▶ The exercise: Take the entries below and reproduce them word for word.

▶ Provided data:
──────────
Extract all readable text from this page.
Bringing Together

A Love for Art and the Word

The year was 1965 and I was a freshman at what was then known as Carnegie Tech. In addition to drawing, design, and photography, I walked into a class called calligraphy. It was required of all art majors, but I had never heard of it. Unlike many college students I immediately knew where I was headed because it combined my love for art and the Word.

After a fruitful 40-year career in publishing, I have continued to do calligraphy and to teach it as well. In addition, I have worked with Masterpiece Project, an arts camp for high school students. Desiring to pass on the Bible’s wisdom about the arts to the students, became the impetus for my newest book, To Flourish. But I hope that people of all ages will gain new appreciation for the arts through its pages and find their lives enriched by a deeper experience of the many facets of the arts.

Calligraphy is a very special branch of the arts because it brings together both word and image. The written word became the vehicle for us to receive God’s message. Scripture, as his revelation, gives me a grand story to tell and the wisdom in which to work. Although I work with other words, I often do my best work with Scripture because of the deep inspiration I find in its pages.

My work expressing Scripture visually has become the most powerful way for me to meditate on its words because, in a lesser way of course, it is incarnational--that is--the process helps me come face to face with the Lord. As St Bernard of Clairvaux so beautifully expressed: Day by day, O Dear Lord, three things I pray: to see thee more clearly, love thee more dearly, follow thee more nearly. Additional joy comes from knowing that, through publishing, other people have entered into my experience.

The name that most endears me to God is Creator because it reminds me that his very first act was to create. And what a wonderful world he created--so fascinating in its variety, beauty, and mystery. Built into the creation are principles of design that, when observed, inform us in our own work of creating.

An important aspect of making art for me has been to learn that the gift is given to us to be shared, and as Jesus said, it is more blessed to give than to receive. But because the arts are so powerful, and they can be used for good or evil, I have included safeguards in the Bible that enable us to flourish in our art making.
──────────
▶ Output of the task:
Extract all readable text from this page.
Bringing Together

A Love for Art and the Word

The year was 1965 and I was a freshman at what was then known as Carnegie Tech. In addition to drawing, design, and photography, I walked into a class called calligraphy. It was required of all art majors, but I had never heard of it. Unlike many college students I immediately knew where I was headed because it combined my love for art and the Word.

After a fruitful 40-year career in publishing, I have continued to do calligraphy and to teach it as well. In addition, I have worked with Masterpiece Project, an arts camp for high school students. Desiring to pass on the Bible’s wisdom about the arts to the students, became the impetus for my newest book, To Flourish. But I hope that people of all ages will gain new appreciation for the arts through its pages and find their lives enriched by a deeper experience of the many facets of the arts.

Calligraphy is a very special branch of the arts because it brings together both word and image. The written word became the vehicle for us to receive God’s message. Scripture, as his revelation, gives me a grand story to tell and the wisdom in which to work. Although I work with other words, I often do my best work with Scripture because of the deep inspiration I find in its pages.

My work expressing Scripture visually has become the most powerful way for me to meditate on its words because, in a lesser way of course, it is incarnational--that is--the process helps me come face to face with the Lord. As St Bernard of Clairvaux so beautifully expressed: Day by day, O Dear Lord, three things I pray: to see thee more clearly, love thee more dearly, follow thee more nearly. Additional joy comes from knowing that, through publishing, other people have entered into my experience.

The name that most endears me to God is Creator because it reminds me that his very first act was to create. And what a wonderful world he created--so fascinating in its variety, beauty, and mystery. Built into the creation are principles of design that, when observed, inform us in our own work of creating.

An important aspect of making art for me has been to learn that the gift is given to us to be shared, and as Jesus said, it is more blessed to give than to receive. But because the arts are so powerful, and they can be used for good or evil, I have included safeguards in the Bible that enable us to flourish in our art making.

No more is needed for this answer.